Copy the full set of lines exactly as given.

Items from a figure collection
○ ○ ○ ○ ○ ○ ○

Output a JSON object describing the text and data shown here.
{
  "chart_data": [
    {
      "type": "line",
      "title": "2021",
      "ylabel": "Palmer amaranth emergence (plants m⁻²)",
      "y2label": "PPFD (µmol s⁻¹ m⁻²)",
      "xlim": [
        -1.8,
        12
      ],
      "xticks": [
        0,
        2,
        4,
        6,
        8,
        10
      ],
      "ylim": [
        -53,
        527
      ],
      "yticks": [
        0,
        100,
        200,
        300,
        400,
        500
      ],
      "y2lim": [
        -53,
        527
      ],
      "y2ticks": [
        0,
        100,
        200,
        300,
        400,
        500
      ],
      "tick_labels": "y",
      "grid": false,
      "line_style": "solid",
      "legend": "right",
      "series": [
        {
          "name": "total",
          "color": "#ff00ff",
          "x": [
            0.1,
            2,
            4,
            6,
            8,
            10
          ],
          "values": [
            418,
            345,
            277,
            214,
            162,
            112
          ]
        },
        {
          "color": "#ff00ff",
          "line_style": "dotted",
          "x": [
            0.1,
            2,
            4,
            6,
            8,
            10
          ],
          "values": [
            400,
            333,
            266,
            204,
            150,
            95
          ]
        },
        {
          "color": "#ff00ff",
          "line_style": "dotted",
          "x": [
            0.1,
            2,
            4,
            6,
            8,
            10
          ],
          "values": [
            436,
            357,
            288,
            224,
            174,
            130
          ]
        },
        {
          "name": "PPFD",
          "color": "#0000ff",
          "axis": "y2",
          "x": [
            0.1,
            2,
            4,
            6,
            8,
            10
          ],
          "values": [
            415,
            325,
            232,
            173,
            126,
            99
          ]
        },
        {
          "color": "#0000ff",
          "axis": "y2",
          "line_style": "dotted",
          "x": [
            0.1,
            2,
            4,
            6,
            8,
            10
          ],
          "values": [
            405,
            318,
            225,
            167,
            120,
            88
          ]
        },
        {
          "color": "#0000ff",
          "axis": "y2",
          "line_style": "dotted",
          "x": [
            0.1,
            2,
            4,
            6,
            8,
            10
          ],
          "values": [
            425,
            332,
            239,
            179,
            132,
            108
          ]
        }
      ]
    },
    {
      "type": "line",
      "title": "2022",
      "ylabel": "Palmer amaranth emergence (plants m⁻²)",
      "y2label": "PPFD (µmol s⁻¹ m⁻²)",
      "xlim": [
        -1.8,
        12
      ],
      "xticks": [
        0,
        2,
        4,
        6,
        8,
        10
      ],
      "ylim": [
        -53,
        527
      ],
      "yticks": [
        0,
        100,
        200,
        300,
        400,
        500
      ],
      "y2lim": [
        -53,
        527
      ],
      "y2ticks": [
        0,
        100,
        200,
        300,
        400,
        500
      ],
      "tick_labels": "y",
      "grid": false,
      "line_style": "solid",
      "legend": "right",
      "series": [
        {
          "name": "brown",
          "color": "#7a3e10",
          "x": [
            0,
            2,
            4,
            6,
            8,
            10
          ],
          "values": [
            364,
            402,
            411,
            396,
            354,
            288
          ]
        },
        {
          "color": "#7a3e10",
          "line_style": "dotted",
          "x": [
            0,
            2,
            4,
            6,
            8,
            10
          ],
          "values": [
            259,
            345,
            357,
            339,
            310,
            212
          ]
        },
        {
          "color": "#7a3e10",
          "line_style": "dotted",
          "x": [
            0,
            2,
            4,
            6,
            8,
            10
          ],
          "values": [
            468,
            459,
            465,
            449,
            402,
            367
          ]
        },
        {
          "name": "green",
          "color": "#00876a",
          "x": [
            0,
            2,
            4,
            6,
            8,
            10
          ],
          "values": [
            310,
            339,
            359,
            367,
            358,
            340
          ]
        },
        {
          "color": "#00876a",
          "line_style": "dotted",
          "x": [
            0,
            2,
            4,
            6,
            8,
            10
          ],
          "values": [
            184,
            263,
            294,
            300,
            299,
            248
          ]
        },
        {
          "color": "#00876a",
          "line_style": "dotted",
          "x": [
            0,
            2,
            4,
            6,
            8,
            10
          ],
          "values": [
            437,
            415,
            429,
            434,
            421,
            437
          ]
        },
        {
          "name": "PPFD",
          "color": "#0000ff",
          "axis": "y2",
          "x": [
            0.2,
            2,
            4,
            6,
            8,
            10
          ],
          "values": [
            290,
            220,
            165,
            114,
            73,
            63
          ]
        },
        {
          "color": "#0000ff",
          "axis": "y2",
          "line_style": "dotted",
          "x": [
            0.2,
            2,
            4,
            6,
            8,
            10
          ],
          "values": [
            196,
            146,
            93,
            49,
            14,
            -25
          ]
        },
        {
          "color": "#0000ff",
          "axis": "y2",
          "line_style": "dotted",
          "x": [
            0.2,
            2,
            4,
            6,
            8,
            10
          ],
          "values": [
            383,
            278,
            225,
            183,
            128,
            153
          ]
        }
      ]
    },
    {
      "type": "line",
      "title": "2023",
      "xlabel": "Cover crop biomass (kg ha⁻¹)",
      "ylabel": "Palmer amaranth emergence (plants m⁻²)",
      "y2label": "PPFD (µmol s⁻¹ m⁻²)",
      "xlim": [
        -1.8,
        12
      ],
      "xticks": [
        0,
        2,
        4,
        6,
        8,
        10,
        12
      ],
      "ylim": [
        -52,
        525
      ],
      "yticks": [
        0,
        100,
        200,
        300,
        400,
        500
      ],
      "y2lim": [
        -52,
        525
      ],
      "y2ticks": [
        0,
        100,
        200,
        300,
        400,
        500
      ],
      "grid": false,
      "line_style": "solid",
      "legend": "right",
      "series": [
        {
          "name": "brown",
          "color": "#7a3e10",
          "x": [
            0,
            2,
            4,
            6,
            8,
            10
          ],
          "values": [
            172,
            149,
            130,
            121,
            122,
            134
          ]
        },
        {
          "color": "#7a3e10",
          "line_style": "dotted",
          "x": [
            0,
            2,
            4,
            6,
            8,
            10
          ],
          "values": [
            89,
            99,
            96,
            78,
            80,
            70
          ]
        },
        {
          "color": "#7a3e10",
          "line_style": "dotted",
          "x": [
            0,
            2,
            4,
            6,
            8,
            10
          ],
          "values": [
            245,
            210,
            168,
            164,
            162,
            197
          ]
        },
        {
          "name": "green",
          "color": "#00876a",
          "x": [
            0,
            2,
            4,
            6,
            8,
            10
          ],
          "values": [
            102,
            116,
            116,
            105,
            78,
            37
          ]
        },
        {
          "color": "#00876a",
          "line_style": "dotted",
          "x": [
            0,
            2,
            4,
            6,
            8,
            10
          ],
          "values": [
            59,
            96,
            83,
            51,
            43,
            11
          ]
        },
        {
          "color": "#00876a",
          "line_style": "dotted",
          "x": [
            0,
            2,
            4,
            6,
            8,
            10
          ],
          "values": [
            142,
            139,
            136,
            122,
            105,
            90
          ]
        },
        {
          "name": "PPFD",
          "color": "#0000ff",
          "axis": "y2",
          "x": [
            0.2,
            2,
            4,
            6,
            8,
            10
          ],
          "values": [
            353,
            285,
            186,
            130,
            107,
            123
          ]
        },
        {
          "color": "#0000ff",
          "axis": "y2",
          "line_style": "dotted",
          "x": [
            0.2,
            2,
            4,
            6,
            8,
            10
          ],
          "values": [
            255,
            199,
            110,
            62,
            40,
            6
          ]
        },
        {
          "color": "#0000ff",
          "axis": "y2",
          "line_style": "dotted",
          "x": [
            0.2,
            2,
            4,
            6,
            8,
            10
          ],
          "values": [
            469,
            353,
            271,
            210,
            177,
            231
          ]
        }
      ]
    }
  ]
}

○ ○ ○ ○ ○ ○ ○

■ **Reply**
Output a JSON object describing the text and data shown here.
{
  "chart_data": [
    {
      "type": "line",
      "title": "2021",
      "ylabel": "Palmer amaranth emergence (plants m⁻²)",
      "y2label": "PPFD (µmol s⁻¹ m⁻²)",
      "xlim": [
        -1.8,
        12
      ],
      "xticks": [
        0,
        2,
        4,
        6,
        8,
        10
      ],
      "ylim": [
        -53,
        527
      ],
      "yticks": [
        0,
        100,
        200,
        300,
        400,
        500
      ],
      "y2lim": [
        -53,
        527
      ],
      "y2ticks": [
        0,
        100,
        200,
        300,
        400,
        500
      ],
      "tick_labels": "y",
      "grid": false,
      "line_style": "solid",
      "legend": "right",
      "series": [
        {
          "name": "total",
          "color": "#ff00ff",
          "x": [
            0.1,
            2,
            4,
            6,
            8,
            10
          ],
          "values": [
            418,
            345,
            277,
            214,
            162,
            112
          ]
        },
        {
          "color": "#ff00ff",
          "line_style": "dotted",
          "x": [
            0.1,
            2,
            4,
            6,
            8,
            10
          ],
          "values": [
            400,
            333,
            266,
            204,
            150,
            95
          ]
        },
        {
          "color": "#ff00ff",
          "line_style": "dotted",
          "x": [
            0.1,
            2,
            4,
            6,
            8,
            10
          ],
          "values": [
            436,
            357,
            288,
            224,
            174,
            130
          ]
        },
        {
          "name": "PPFD",
          "color": "#0000ff",
          "axis": "y2",
          "x": [
            0.1,
            2,
            4,
            6,
            8,
            10
          ],
          "values": [
            415,
            325,
            232,
            173,
            126,
            99
          ]
        },
        {
          "color": "#0000ff",
          "axis": "y2",
          "line_style": "dotted",
          "x": [
            0.1,
            2,
            4,
            6,
            8,
            10
          ],
          "values": [
            405,
            318,
            225,
            167,
            120,
            88
          ]
        },
        {
          "color": "#0000ff",
          "axis": "y2",
          "line_style": "dotted",
          "x": [
            0.1,
            2,
            4,
            6,
            8,
            10
          ],
          "values": [
            425,
            332,
            239,
            179,
            132,
            108
          ]
        }
      ]
    },
    {
      "type": "line",
      "title": "2022",
      "ylabel": "Palmer amaranth emergence (plants m⁻²)",
      "y2label": "PPFD (µmol s⁻¹ m⁻²)",
      "xlim": [
        -1.8,
        12
      ],
      "xticks": [
        0,
        2,
        4,
        6,
        8,
        10
      ],
      "ylim": [
        -53,
        527
      ],
      "yticks": [
        0,
        100,
        200,
        300,
        400,
        500
      ],
      "y2lim": [
        -53,
        527
      ],
      "y2ticks": [
        0,
        100,
        200,
        300,
        400,
        500
      ],
      "tick_labels": "y",
      "grid": false,
      "line_style": "solid",
      "legend": "right",
      "series": [
        {
          "name": "brown",
          "color": "#7a3e10",
          "x": [
            0,
            2,
            4,
            6,
            8,
            10
          ],
          "values": [
            364,
            402,
            411,
            396,
            354,
            288
          ]
        },
        {
          "color": "#7a3e10",
          "line_style": "dotted",
          "x": [
            0,
            2,
            4,
            6,
            8,
            10
          ],
          "values": [
            259,
            345,
            357,
            339,
            310,
            212
          ]
        },
        {
          "color": "#7a3e10",
          "line_style": "dotted",
          "x": [
            0,
            2,
            4,
            6,
            8,
            10
          ],
          "values": [
            468,
            459,
            465,
            449,
            402,
            367
          ]
        },
        {
          "name": "green",
          "color": "#00876a",
          "x": [
            0,
            2,
            4,
            6,
            8,
            10
          ],
          "values": [
            310,
            339,
            359,
            367,
            358,
            340
          ]
        },
        {
          "color": "#00876a",
          "line_style": "dotted",
          "x": [
            0,
            2,
            4,
            6,
            8,
            10
          ],
          "values": [
            184,
            263,
            294,
            300,
            299,
            248
          ]
        },
        {
          "color": "#00876a",
          "line_style": "dotted",
          "x": [
            0,
            2,
            4,
            6,
            8,
            10
          ],
          "values": [
            437,
            415,
            429,
            434,
            421,
            437
          ]
        },
        {
          "name": "PPFD",
          "color": "#0000ff",
          "axis": "y2",
          "x": [
            0.2,
            2,
            4,
            6,
            8,
            10
          ],
          "values": [
            290,
            220,
            165,
            114,
            73,
            63
          ]
        },
        {
          "color": "#0000ff",
          "axis": "y2",
          "line_style": "dotted",
          "x": [
            0.2,
            2,
            4,
            6,
            8,
            10
          ],
          "values": [
            196,
            146,
            93,
            49,
            14,
            -25
          ]
        },
        {
          "color": "#0000ff",
          "axis": "y2",
          "line_style": "dotted",
          "x": [
            0.2,
            2,
            4,
            6,
            8,
            10
          ],
          "values": [
            383,
            278,
            225,
            183,
            128,
            153
          ]
        }
      ]
    },
    {
      "type": "line",
      "title": "2023",
      "xlabel": "Cover crop biomass (kg ha⁻¹)",
      "ylabel": "Palmer amaranth emergence (plants m⁻²)",
      "y2label": "PPFD (µmol s⁻¹ m⁻²)",
      "xlim": [
        -1.8,
        12
      ],
      "xticks": [
        0,
        2,
        4,
        6,
        8,
        10,
        12
      ],
      "ylim": [
        -52,
        525
      ],
      "yticks": [
        0,
        100,
        200,
        300,
        400,
        500
      ],
      "y2lim": [
        -52,
        525
      ],
      "y2ticks": [
        0,
        100,
        200,
        300,
        400,
        500
      ],
      "grid": false,
      "line_style": "solid",
      "legend": "right",
      "series": [
        {
          "name": "brown",
          "color": "#7a3e10",
          "x": [
            0,
            2,
            4,
            6,
            8,
            10
          ],
          "values": [
            172,
            149,
            130,
            121,
            122,
            134
          ]
        },
        {
          "color": "#7a3e10",
          "line_style": "dotted",
          "x": [
            0,
            2,
            4,
            6,
            8,
            10
          ],
          "values": [
            89,
            99,
            96,
            78,
            80,
            70
          ]
        },
        {
          "color": "#7a3e10",
          "line_style": "dotted",
          "x": [
            0,
            2,
            4,
            6,
            8,
            10
          ],
          "values": [
            245,
            210,
            168,
            164,
            162,
            197
          ]
        },
        {
          "name": "green",
          "color": "#00876a",
          "x": [
            0,
            2,
            4,
            6,
            8,
            10
          ],
          "values": [
            102,
            116,
            116,
            105,
            78,
            37
          ]
        },
        {
          "color": "#00876a",
          "line_style": "dotted",
          "x": [
            0,
            2,
            4,
            6,
            8,
            10
          ],
          "values": [
            59,
            96,
            83,
            51,
            43,
            11
          ]
        },
        {
          "color": "#00876a",
          "line_style": "dotted",
          "x": [
            0,
            2,
            4,
            6,
            8,
            10
          ],
          "values": [
            142,
            139,
            136,
            122,
            105,
            90
          ]
        },
        {
          "name": "PPFD",
          "color": "#0000ff",
          "axis": "y2",
          "x": [
            0.2,
            2,
            4,
            6,
            8,
            10
          ],
          "values": [
            353,
            285,
            186,
            130,
            107,
            123
          ]
        },
        {
          "color": "#0000ff",
          "axis": "y2",
          "line_style": "dotted",
          "x": [
            0.2,
            2,
            4,
            6,
            8,
            10
          ],
          "values": [
            255,
            199,
            110,
            62,
            40,
            6
          ]
        },
        {
          "color": "#0000ff",
          "axis": "y2",
          "line_style": "dotted",
          "x": [
            0.2,
            2,
            4,
            6,
            8,
            10
          ],
          "values": [
            469,
            353,
            271,
            210,
            177,
            231
          ]
        }
      ]
    }
  ]
}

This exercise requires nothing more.